Collected data
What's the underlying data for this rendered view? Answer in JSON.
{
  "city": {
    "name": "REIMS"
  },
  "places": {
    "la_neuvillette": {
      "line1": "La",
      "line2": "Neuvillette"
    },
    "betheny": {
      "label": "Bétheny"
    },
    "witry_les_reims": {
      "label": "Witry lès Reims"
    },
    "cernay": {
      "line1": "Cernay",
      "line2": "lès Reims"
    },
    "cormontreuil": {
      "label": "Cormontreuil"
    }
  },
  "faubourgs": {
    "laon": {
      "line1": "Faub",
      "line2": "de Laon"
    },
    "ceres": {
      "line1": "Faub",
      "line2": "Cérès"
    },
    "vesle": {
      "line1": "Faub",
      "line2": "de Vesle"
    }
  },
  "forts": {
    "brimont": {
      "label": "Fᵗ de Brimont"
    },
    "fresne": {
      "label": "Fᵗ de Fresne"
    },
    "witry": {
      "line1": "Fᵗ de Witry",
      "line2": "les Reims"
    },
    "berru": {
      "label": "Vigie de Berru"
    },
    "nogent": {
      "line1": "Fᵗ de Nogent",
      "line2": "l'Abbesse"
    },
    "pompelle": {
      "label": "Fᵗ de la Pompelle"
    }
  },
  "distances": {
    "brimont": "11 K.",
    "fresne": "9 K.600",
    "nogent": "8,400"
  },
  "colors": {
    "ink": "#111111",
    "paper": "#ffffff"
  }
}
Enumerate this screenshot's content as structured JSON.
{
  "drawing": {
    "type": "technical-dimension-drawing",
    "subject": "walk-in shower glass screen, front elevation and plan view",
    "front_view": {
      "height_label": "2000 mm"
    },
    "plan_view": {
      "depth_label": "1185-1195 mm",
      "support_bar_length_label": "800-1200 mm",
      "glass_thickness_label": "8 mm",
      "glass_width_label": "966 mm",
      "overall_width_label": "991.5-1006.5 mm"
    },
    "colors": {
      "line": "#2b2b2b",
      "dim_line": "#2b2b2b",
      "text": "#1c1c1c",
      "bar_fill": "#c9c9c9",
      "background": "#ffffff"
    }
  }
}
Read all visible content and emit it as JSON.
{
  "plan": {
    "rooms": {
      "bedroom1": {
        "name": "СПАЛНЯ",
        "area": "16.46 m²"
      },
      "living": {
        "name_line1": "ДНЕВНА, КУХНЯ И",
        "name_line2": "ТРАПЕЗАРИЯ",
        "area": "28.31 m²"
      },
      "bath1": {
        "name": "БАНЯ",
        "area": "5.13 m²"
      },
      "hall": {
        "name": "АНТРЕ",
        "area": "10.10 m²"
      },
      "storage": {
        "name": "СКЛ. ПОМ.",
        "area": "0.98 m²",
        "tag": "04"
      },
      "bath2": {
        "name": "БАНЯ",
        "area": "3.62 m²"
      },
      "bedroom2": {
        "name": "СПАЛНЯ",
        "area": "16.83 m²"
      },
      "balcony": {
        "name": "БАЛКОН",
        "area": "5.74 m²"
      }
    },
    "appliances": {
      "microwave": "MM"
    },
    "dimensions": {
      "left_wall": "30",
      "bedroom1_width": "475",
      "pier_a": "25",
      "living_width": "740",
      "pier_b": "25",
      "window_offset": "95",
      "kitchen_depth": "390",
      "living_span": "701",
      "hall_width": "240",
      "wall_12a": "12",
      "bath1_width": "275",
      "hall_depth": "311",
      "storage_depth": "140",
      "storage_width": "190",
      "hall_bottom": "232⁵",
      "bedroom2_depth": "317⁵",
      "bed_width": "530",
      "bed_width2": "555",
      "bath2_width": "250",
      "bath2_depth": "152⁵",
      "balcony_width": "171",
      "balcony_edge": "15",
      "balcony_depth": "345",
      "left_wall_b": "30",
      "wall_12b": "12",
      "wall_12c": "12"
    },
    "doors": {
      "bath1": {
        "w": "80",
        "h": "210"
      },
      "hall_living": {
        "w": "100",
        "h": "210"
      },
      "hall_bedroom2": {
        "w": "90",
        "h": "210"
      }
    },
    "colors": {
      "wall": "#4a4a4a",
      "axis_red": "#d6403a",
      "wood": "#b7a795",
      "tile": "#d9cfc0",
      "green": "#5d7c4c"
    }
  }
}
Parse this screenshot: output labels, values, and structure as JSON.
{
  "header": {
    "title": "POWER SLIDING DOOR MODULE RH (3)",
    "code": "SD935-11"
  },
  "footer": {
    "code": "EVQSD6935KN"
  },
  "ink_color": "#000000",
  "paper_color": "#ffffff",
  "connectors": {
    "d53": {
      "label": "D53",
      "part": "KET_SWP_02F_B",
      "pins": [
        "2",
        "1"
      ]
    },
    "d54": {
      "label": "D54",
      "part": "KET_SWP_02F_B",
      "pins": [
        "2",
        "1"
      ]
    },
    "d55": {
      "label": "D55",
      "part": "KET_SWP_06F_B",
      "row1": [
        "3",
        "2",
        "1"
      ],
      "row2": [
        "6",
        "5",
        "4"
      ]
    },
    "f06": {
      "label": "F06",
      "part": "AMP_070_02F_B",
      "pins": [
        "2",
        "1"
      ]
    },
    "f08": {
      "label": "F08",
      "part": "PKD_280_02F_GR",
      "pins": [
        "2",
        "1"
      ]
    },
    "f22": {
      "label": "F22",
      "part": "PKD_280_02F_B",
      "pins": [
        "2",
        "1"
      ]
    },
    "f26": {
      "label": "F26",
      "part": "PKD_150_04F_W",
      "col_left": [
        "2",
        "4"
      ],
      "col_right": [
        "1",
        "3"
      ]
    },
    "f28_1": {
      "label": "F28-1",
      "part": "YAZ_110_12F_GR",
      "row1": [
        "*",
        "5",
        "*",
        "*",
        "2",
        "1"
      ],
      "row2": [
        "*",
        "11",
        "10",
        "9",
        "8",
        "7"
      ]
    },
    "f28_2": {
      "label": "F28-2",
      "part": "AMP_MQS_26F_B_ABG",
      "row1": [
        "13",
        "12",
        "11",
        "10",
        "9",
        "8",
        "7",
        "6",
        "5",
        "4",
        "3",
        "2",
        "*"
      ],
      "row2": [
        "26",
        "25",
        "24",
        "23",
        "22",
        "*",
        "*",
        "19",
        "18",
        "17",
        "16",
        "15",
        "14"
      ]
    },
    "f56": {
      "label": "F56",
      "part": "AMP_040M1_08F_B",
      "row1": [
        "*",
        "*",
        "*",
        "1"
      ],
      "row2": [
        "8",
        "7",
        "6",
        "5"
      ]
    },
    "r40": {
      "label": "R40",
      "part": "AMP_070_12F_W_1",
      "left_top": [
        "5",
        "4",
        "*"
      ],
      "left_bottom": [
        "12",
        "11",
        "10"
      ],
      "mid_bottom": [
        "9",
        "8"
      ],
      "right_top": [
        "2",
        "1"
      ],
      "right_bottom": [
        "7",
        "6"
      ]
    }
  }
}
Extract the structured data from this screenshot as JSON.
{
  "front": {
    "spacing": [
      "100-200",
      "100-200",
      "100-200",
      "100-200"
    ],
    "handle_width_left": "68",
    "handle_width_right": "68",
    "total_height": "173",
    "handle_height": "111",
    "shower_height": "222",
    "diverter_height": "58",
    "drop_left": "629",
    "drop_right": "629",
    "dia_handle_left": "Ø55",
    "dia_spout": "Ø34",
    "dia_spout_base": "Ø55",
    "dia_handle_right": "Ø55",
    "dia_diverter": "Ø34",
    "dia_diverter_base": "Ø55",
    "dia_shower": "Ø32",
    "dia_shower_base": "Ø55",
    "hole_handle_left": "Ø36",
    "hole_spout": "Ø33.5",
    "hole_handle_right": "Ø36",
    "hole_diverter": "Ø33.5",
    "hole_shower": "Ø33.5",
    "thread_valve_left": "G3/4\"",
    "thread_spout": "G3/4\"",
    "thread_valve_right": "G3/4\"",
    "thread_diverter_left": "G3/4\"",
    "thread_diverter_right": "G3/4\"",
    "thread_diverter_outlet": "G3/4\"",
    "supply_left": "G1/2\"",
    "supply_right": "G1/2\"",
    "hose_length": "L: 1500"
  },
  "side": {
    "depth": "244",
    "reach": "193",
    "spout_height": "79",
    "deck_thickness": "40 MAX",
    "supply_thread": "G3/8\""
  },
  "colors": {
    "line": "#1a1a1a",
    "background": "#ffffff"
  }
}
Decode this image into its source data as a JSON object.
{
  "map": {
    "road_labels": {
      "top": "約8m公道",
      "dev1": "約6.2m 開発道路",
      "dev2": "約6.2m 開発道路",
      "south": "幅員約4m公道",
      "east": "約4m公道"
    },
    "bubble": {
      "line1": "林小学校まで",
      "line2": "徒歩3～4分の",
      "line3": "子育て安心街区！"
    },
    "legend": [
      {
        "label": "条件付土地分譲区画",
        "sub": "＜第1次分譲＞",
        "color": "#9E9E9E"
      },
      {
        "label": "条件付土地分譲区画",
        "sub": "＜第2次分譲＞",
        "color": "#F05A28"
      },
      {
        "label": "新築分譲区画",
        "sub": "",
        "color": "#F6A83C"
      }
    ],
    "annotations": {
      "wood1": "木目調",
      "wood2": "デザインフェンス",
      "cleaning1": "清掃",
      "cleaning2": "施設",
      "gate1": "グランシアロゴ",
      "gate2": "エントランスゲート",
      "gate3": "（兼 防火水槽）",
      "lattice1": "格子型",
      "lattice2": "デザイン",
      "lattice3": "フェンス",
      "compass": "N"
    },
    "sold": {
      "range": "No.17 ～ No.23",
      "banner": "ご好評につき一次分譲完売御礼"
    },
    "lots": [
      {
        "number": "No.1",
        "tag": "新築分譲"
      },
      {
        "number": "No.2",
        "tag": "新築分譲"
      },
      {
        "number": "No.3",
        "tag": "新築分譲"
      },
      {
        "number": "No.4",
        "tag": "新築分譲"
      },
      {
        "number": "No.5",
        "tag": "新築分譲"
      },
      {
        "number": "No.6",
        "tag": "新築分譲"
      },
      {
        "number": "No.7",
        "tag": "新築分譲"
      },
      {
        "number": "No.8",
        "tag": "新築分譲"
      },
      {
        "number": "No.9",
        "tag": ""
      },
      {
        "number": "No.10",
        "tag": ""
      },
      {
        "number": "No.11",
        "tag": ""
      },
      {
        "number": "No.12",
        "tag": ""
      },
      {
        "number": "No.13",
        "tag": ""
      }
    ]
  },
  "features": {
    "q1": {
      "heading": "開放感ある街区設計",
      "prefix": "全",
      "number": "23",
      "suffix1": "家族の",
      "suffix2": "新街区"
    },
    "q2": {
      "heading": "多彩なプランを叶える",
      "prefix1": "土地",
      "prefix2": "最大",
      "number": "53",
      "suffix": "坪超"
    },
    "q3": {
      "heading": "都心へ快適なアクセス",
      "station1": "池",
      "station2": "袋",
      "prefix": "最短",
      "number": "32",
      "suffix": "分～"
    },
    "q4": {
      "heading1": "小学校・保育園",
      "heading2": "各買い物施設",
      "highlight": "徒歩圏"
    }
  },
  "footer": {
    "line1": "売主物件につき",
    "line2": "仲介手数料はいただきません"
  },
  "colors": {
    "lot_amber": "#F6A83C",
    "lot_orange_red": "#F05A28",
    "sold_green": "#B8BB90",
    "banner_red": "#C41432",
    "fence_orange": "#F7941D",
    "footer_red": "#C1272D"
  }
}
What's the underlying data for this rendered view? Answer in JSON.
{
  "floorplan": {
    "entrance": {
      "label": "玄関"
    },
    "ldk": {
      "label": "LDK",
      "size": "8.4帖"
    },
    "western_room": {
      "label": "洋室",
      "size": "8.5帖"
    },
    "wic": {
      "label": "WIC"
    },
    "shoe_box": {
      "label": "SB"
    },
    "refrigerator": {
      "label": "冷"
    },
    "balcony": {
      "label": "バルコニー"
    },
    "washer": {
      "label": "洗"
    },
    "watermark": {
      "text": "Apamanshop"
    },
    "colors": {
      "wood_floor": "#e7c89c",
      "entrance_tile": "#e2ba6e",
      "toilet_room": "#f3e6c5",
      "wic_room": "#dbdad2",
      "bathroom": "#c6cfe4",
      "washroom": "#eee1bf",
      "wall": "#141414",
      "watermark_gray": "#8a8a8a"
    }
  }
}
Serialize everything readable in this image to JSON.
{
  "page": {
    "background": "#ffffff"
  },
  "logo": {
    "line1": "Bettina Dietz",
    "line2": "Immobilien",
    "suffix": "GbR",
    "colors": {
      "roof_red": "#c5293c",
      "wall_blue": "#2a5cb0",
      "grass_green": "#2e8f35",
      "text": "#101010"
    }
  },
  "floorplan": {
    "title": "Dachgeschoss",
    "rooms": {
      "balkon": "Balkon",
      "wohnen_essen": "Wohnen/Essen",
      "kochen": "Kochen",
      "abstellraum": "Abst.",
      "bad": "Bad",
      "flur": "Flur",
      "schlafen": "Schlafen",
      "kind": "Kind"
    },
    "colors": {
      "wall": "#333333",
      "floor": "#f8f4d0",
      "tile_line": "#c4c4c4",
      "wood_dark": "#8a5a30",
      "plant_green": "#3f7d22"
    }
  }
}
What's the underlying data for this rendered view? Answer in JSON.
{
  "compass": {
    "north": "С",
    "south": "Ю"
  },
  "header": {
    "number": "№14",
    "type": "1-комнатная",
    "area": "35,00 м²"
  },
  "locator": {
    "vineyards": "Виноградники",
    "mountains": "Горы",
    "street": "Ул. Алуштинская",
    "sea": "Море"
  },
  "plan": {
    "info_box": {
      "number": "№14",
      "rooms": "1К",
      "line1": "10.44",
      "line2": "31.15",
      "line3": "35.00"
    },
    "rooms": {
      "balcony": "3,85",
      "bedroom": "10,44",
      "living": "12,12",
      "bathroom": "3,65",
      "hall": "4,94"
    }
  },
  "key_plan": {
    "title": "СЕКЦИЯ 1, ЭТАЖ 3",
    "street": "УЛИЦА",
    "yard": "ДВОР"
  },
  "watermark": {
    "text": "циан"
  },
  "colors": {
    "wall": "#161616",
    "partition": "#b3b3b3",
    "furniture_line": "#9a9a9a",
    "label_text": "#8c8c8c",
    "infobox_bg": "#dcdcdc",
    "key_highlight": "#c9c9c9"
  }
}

**Your task:** From the listing above, collect each line in which the string "screenshot" appears.

**Reply to the task:**
Enumerate this screenshot's content as structured JSON.
Parse this screenshot: output labels, values, and structure as JSON.
Extract the structured data from this screenshot as JSON.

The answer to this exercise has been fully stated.